## START RECORDS TO PROCESS
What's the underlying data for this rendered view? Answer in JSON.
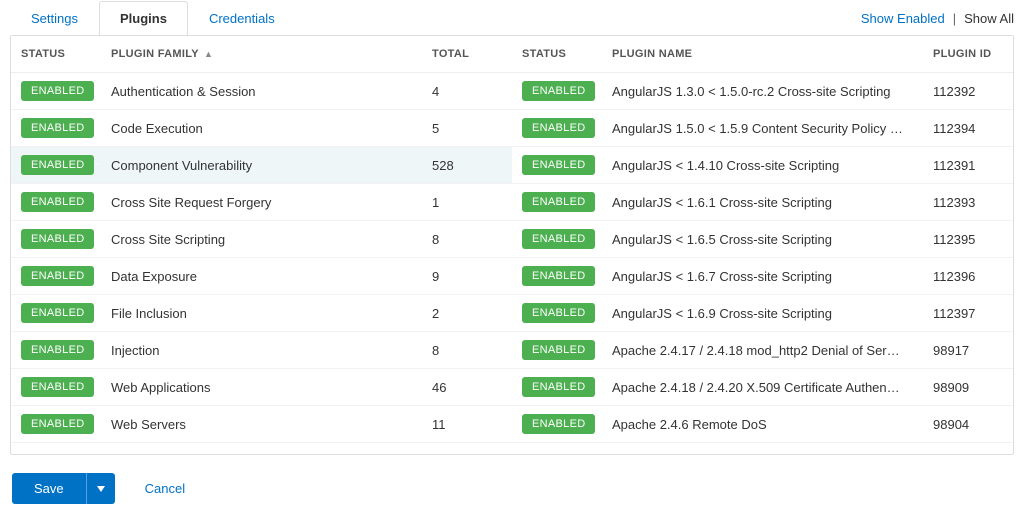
{
  "tabs": [
    {
      "label": "Settings",
      "active": false
    },
    {
      "label": "Plugins",
      "active": true
    },
    {
      "label": "Credentials",
      "active": false
    }
  ],
  "top_links": {
    "show_enabled": "Show Enabled",
    "separator": "|",
    "show_all": "Show All"
  },
  "left_table": {
    "headers": {
      "status": "STATUS",
      "family": "PLUGIN FAMILY",
      "total": "TOTAL"
    },
    "sort_indicator": "▲",
    "rows": [
      {
        "status": "ENABLED",
        "family": "Authentication & Session",
        "total": "4",
        "selected": false
      },
      {
        "status": "ENABLED",
        "family": "Code Execution",
        "total": "5",
        "selected": false
      },
      {
        "status": "ENABLED",
        "family": "Component Vulnerability",
        "total": "528",
        "selected": true
      },
      {
        "status": "ENABLED",
        "family": "Cross Site Request Forgery",
        "total": "1",
        "selected": false
      },
      {
        "status": "ENABLED",
        "family": "Cross Site Scripting",
        "total": "8",
        "selected": false
      },
      {
        "status": "ENABLED",
        "family": "Data Exposure",
        "total": "9",
        "selected": false
      },
      {
        "status": "ENABLED",
        "family": "File Inclusion",
        "total": "2",
        "selected": false
      },
      {
        "status": "ENABLED",
        "family": "Injection",
        "total": "8",
        "selected": false
      },
      {
        "status": "ENABLED",
        "family": "Web Applications",
        "total": "46",
        "selected": false
      },
      {
        "status": "ENABLED",
        "family": "Web Servers",
        "total": "11",
        "selected": false
      }
    ]
  },
  "right_table": {
    "headers": {
      "status": "STATUS",
      "name": "PLUGIN NAME",
      "id": "PLUGIN ID"
    },
    "rows": [
      {
        "status": "ENABLED",
        "name": "AngularJS 1.3.0 < 1.5.0-rc.2 Cross-site Scripting",
        "id": "112392"
      },
      {
        "status": "ENABLED",
        "name": "AngularJS 1.5.0 < 1.5.9 Content Security Policy …",
        "id": "112394"
      },
      {
        "status": "ENABLED",
        "name": "AngularJS < 1.4.10 Cross-site Scripting",
        "id": "112391"
      },
      {
        "status": "ENABLED",
        "name": "AngularJS < 1.6.1 Cross-site Scripting",
        "id": "112393"
      },
      {
        "status": "ENABLED",
        "name": "AngularJS < 1.6.5 Cross-site Scripting",
        "id": "112395"
      },
      {
        "status": "ENABLED",
        "name": "AngularJS < 1.6.7 Cross-site Scripting",
        "id": "112396"
      },
      {
        "status": "ENABLED",
        "name": "AngularJS < 1.6.9 Cross-site Scripting",
        "id": "112397"
      },
      {
        "status": "ENABLED",
        "name": "Apache 2.4.17 / 2.4.18 mod_http2 Denial of Ser…",
        "id": "98917"
      },
      {
        "status": "ENABLED",
        "name": "Apache 2.4.18 / 2.4.20 X.509 Certificate Authen…",
        "id": "98909"
      },
      {
        "status": "ENABLED",
        "name": "Apache 2.4.6 Remote DoS",
        "id": "98904"
      }
    ]
  },
  "footer": {
    "save": "Save",
    "cancel": "Cancel"
  }
}
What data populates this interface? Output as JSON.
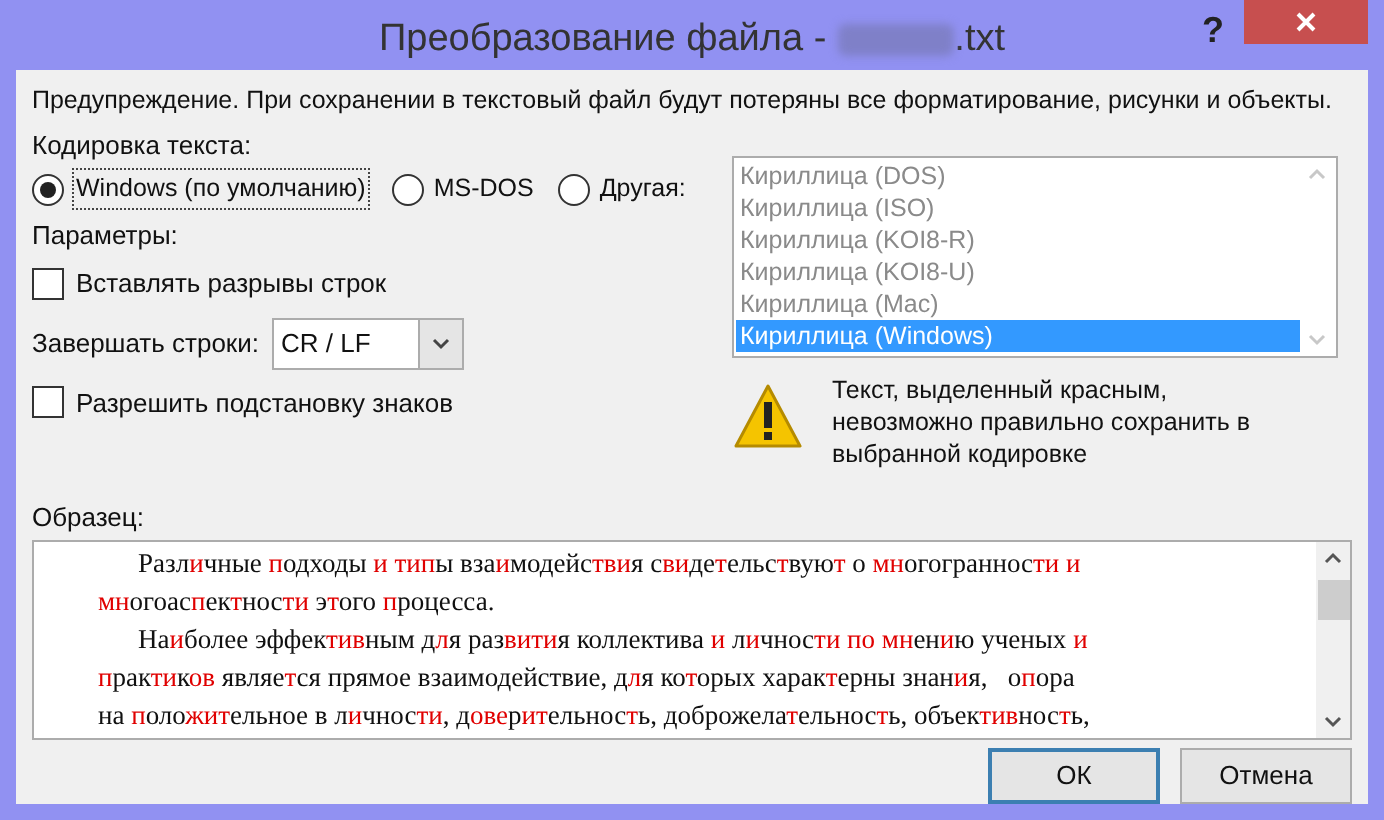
{
  "window": {
    "title_prefix": "Преобразование файла -",
    "title_suffix": ".txt",
    "help": "?"
  },
  "warning_text": "Предупреждение. При сохранении в текстовый файл будут потеряны все форматирование, рисунки и объекты.",
  "encoding_label": "Кодировка текста:",
  "encoding_options": [
    {
      "label": "Windows (по умолчанию)",
      "selected": true
    },
    {
      "label": "MS-DOS",
      "selected": false
    },
    {
      "label": "Другая:",
      "selected": false
    }
  ],
  "encodings": [
    {
      "label": "Кириллица (DOS)",
      "selected": false
    },
    {
      "label": "Кириллица (ISO)",
      "selected": false
    },
    {
      "label": "Кириллица (KOI8-R)",
      "selected": false
    },
    {
      "label": "Кириллица (KOI8-U)",
      "selected": false
    },
    {
      "label": "Кириллица (Mac)",
      "selected": false
    },
    {
      "label": "Кириллица (Windows)",
      "selected": true
    }
  ],
  "params_label": "Параметры:",
  "insert_breaks": {
    "label": "Вставлять разрывы строк",
    "checked": false
  },
  "line_end": {
    "label": "Завершать строки:",
    "value": "CR / LF"
  },
  "allow_substitution": {
    "label": "Разрешить подстановку знаков",
    "checked": false
  },
  "notice": "Текст, выделенный красным, невозможно правильно сохранить в выбранной кодировке",
  "sample_label": "Образец:",
  "sample_lines": [
    {
      "indent": true,
      "runs": [
        {
          "text": "Разл",
          "red": false
        },
        {
          "text": "и",
          "red": true
        },
        {
          "text": "чные ",
          "red": false
        },
        {
          "text": "п",
          "red": true
        },
        {
          "text": "одходы ",
          "red": false
        },
        {
          "text": "и ",
          "red": true
        },
        {
          "text": "тип",
          "red": true
        },
        {
          "text": "ы вза",
          "red": false
        },
        {
          "text": "и",
          "red": true
        },
        {
          "text": "модейс",
          "red": false
        },
        {
          "text": "тви",
          "red": true
        },
        {
          "text": "я с",
          "red": false
        },
        {
          "text": "ви",
          "red": true
        },
        {
          "text": "де",
          "red": false
        },
        {
          "text": "т",
          "red": true
        },
        {
          "text": "ельс",
          "red": false
        },
        {
          "text": "т",
          "red": true
        },
        {
          "text": "вую",
          "red": false
        },
        {
          "text": "т",
          "red": true
        },
        {
          "text": " о ",
          "red": false
        },
        {
          "text": "мн",
          "red": true
        },
        {
          "text": "огограннос",
          "red": false
        },
        {
          "text": "ти ",
          "red": true
        },
        {
          "text": "и",
          "red": true
        }
      ]
    },
    {
      "indent": false,
      "runs": [
        {
          "text": "мн",
          "red": true
        },
        {
          "text": "огоас",
          "red": false
        },
        {
          "text": "п",
          "red": true
        },
        {
          "text": "ек",
          "red": false
        },
        {
          "text": "т",
          "red": true
        },
        {
          "text": "нос",
          "red": false
        },
        {
          "text": "ти",
          "red": true
        },
        {
          "text": " э",
          "red": false
        },
        {
          "text": "т",
          "red": true
        },
        {
          "text": "ого ",
          "red": false
        },
        {
          "text": "п",
          "red": true
        },
        {
          "text": "роцесса.",
          "red": false
        }
      ]
    },
    {
      "indent": true,
      "runs": [
        {
          "text": "На",
          "red": false
        },
        {
          "text": "и",
          "red": true
        },
        {
          "text": "более эффек",
          "red": false
        },
        {
          "text": "тив",
          "red": true
        },
        {
          "text": "ным д",
          "red": false
        },
        {
          "text": "л",
          "red": true
        },
        {
          "text": "я раз",
          "red": false
        },
        {
          "text": "вити",
          "red": true
        },
        {
          "text": "я коллектива ",
          "red": false
        },
        {
          "text": "и",
          "red": true
        },
        {
          "text": " л",
          "red": false
        },
        {
          "text": "и",
          "red": true
        },
        {
          "text": "чнос",
          "red": false
        },
        {
          "text": "ти ",
          "red": true
        },
        {
          "text": "по ",
          "red": true
        },
        {
          "text": "мн",
          "red": true
        },
        {
          "text": "ен",
          "red": false
        },
        {
          "text": "и",
          "red": true
        },
        {
          "text": "ю ученых ",
          "red": false
        },
        {
          "text": "и",
          "red": true
        }
      ]
    },
    {
      "indent": false,
      "runs": [
        {
          "text": "п",
          "red": true
        },
        {
          "text": "рак",
          "red": false
        },
        {
          "text": "ти",
          "red": true
        },
        {
          "text": "к",
          "red": false
        },
        {
          "text": "ов",
          "red": true
        },
        {
          "text": " являе",
          "red": false
        },
        {
          "text": "т",
          "red": true
        },
        {
          "text": "ся прямое взаимодействие, д",
          "red": false
        },
        {
          "text": "л",
          "red": true
        },
        {
          "text": "я ко",
          "red": false
        },
        {
          "text": "т",
          "red": true
        },
        {
          "text": "орых харак",
          "red": false
        },
        {
          "text": "т",
          "red": true
        },
        {
          "text": "ерны знан",
          "red": false
        },
        {
          "text": "и",
          "red": true
        },
        {
          "text": "я,   о",
          "red": false
        },
        {
          "text": "п",
          "red": true
        },
        {
          "text": "ора",
          "red": false
        }
      ]
    },
    {
      "indent": false,
      "runs": [
        {
          "text": "на ",
          "red": false
        },
        {
          "text": "п",
          "red": true
        },
        {
          "text": "оло",
          "red": false
        },
        {
          "text": "жит",
          "red": true
        },
        {
          "text": "ельное в л",
          "red": false
        },
        {
          "text": "и",
          "red": true
        },
        {
          "text": "чнос",
          "red": false
        },
        {
          "text": "ти",
          "red": true
        },
        {
          "text": ", д",
          "red": false
        },
        {
          "text": "ове",
          "red": true
        },
        {
          "text": "р",
          "red": false
        },
        {
          "text": "ит",
          "red": true
        },
        {
          "text": "ельнос",
          "red": false
        },
        {
          "text": "т",
          "red": true
        },
        {
          "text": "ь, доброжела",
          "red": false
        },
        {
          "text": "т",
          "red": true
        },
        {
          "text": "ельнос",
          "red": false
        },
        {
          "text": "т",
          "red": true
        },
        {
          "text": "ь, объек",
          "red": false
        },
        {
          "text": "тив",
          "red": true
        },
        {
          "text": "нос",
          "red": false
        },
        {
          "text": "т",
          "red": true
        },
        {
          "text": "ь,",
          "red": false
        }
      ]
    }
  ],
  "buttons": [
    {
      "label": "ОК",
      "kind": "default"
    },
    {
      "label": "Отмена",
      "kind": "normal"
    }
  ]
}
## END RECORDS TO PROCESS
■ DESCRIPTION OF THE TASK:
Copy all lines from the material that include "Cross".

■ EXERCISE OUTPUT:
        "family": "Cross Site Request Forgery",
        "family": "Cross Site Scripting",
        "name": "AngularJS 1.3.0 < 1.5.0-rc.2 Cross-site Scripting",
        "name": "AngularJS < 1.4.10 Cross-site Scripting",
        "name": "AngularJS < 1.6.1 Cross-site Scripting",
        "name": "AngularJS < 1.6.5 Cross-site Scripting",
        "name": "AngularJS < 1.6.7 Cross-site Scripting",
        "name": "AngularJS < 1.6.9 Cross-site Scripting",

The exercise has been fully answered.